DIRECTIONS FOR THIS TASK. How many lines of the material below contain the string "shape"? Treat case as significant, and reply with the number alone.
- - -
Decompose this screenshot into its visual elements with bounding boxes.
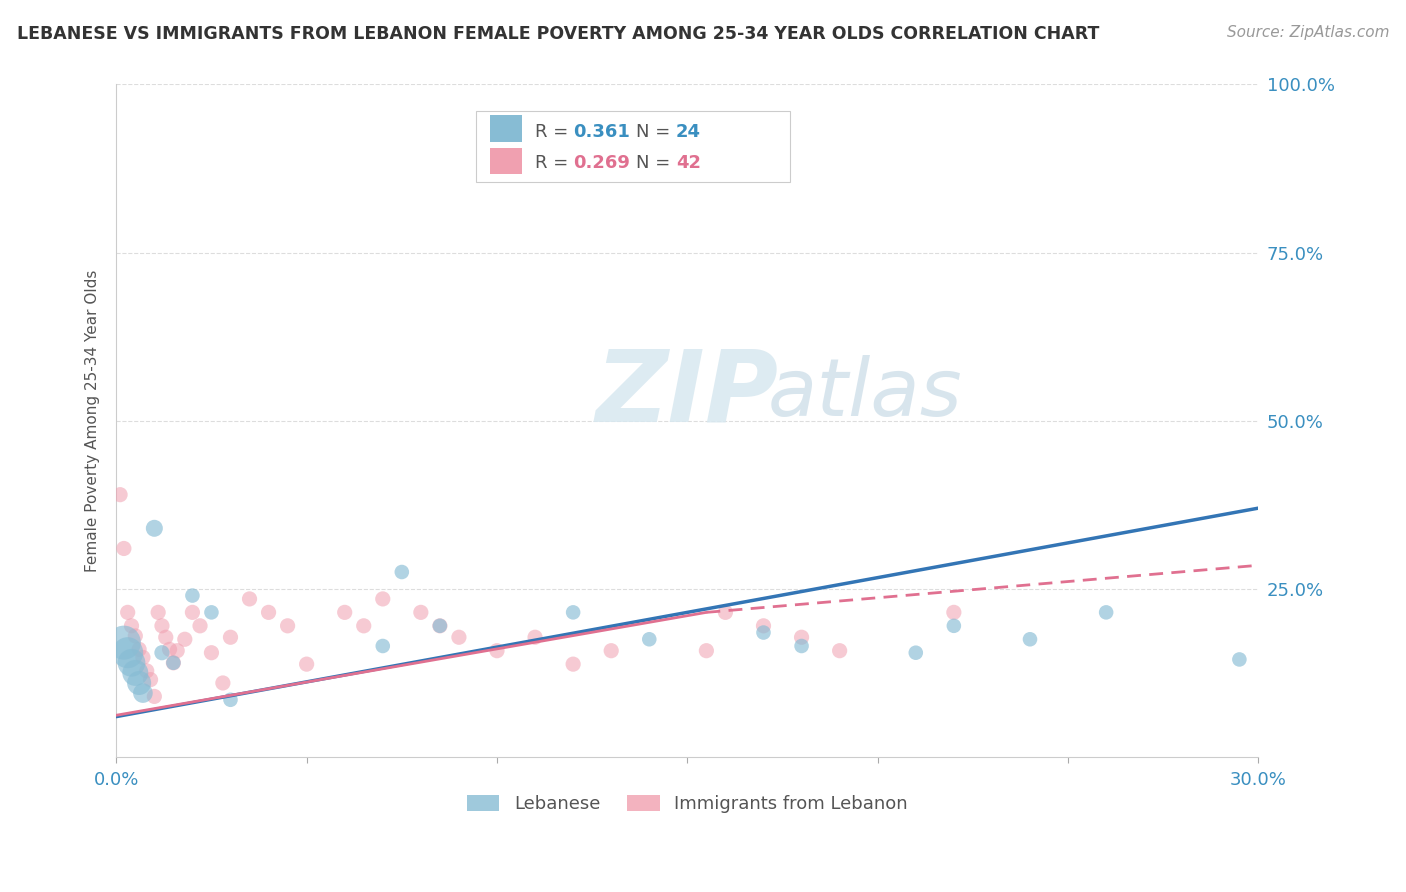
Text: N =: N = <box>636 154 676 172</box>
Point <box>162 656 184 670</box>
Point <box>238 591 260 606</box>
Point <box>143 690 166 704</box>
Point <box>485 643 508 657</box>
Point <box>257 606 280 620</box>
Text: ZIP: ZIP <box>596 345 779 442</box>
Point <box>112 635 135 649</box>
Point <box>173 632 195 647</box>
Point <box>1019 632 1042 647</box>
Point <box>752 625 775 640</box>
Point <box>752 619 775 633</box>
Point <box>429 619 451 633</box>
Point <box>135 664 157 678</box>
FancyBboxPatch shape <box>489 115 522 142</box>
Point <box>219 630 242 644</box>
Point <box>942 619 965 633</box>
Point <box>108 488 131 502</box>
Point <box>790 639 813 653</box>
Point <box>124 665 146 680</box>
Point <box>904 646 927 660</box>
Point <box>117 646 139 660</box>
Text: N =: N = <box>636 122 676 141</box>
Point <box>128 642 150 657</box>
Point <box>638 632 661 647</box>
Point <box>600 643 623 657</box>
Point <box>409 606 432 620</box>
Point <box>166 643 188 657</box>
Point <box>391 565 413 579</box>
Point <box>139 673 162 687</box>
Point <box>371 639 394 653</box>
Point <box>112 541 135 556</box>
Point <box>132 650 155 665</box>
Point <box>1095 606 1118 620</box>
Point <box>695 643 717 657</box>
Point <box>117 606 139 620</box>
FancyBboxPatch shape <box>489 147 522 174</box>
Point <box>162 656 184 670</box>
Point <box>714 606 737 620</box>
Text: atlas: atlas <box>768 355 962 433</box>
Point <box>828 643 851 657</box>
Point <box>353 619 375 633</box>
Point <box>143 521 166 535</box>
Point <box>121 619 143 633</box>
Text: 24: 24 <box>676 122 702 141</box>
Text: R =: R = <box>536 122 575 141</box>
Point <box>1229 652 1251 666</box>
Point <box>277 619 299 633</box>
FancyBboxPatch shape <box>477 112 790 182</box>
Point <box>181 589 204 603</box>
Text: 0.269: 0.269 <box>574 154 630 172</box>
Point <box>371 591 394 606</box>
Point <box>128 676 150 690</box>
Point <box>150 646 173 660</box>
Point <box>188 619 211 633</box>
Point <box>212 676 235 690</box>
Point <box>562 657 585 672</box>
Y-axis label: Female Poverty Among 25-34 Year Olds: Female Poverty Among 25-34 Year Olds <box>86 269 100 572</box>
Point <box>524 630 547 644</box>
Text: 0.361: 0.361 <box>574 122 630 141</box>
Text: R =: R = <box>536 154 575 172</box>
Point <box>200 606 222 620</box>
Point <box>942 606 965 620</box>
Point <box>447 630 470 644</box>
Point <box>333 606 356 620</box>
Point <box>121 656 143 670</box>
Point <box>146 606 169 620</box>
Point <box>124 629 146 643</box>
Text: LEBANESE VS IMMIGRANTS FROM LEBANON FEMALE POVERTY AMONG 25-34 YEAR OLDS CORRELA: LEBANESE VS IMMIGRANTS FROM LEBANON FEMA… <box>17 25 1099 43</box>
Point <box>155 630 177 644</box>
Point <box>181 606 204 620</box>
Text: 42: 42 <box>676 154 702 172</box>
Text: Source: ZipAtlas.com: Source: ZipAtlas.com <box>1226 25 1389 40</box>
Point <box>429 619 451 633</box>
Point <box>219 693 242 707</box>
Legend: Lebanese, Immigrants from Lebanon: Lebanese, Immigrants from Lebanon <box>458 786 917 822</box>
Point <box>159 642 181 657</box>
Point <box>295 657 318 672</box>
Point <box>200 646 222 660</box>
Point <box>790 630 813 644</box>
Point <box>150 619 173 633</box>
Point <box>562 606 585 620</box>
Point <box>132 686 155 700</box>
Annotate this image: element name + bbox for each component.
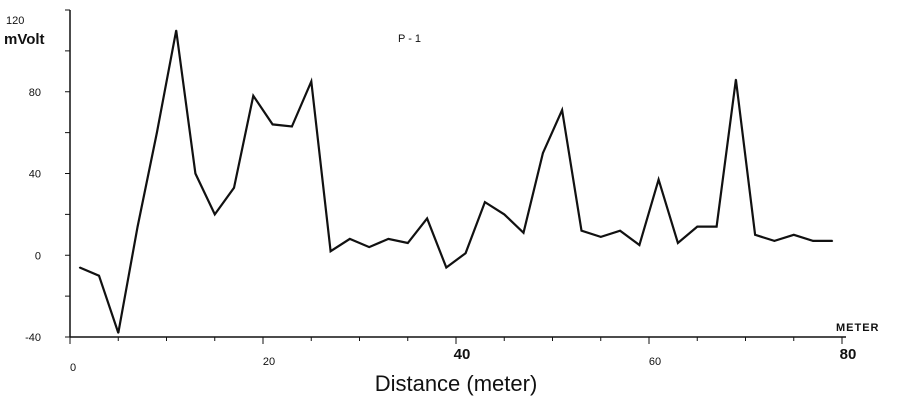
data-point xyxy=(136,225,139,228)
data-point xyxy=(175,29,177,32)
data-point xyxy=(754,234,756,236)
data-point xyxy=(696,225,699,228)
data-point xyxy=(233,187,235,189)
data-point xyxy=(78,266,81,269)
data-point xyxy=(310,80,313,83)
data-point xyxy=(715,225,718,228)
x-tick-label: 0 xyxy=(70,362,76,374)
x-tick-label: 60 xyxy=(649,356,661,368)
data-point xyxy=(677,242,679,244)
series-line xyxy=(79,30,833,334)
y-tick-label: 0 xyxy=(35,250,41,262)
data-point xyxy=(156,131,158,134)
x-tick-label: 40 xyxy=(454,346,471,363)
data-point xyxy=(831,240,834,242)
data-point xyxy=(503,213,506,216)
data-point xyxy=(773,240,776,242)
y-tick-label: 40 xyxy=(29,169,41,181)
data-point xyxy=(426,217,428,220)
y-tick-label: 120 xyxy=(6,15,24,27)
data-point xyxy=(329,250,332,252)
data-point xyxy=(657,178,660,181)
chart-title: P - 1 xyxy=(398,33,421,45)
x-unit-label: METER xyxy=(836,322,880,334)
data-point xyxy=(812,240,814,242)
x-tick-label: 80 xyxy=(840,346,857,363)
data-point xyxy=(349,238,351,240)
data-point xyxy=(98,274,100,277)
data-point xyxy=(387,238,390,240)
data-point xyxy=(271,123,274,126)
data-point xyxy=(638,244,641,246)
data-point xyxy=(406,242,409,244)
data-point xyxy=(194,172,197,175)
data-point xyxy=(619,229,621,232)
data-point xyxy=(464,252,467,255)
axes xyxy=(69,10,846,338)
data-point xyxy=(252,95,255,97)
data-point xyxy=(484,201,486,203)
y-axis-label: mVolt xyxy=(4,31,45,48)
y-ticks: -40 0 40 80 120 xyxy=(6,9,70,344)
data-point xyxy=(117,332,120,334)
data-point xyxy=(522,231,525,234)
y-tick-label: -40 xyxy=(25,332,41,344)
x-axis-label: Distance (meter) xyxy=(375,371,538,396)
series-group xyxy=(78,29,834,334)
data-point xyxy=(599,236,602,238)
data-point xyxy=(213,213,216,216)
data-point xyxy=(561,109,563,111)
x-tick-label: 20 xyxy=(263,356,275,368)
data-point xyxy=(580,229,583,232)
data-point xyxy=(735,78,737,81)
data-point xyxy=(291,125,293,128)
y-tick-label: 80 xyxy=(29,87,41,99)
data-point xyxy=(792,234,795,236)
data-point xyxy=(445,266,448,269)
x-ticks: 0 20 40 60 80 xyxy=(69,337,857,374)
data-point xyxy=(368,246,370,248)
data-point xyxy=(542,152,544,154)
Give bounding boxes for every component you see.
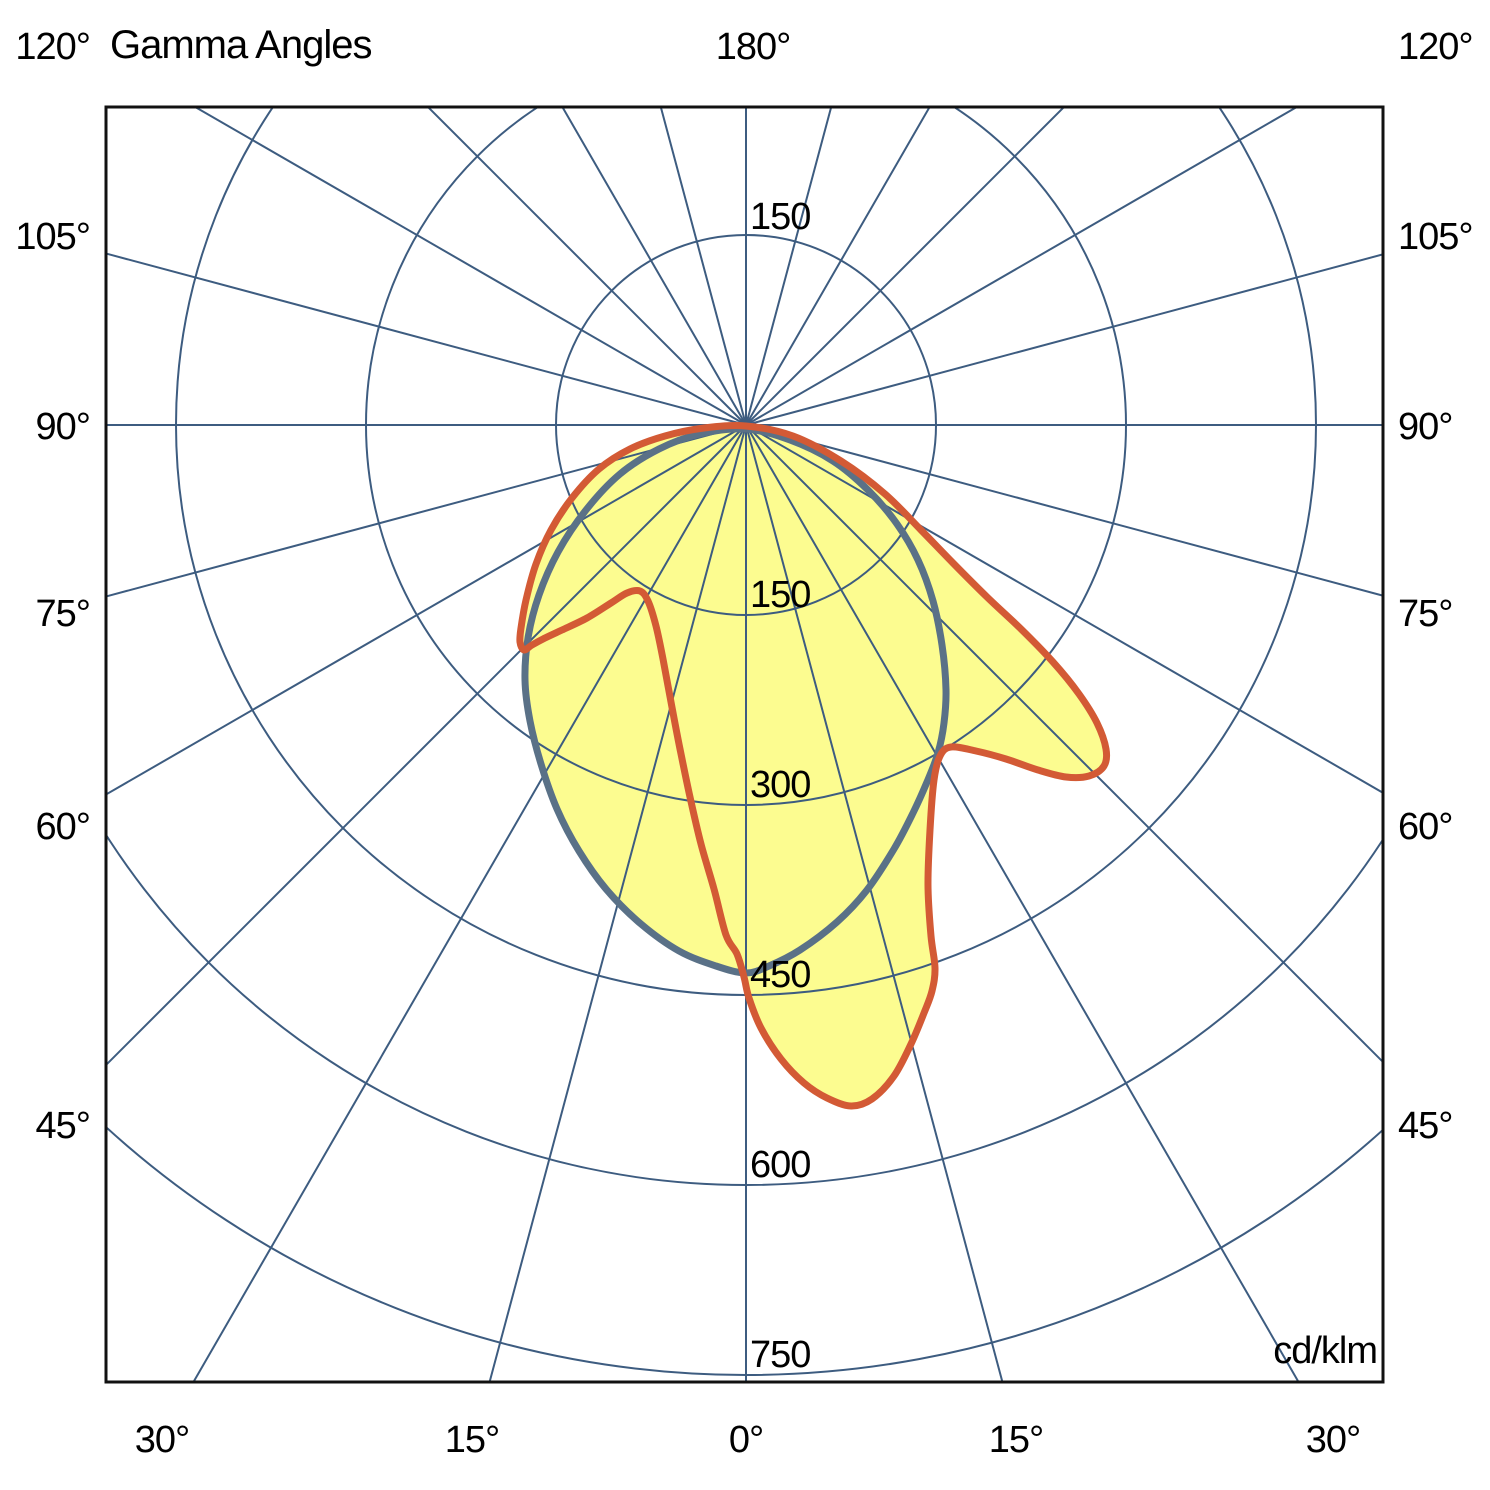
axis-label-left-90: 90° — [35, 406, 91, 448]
- - -
EXERCISE RESPONSE. 3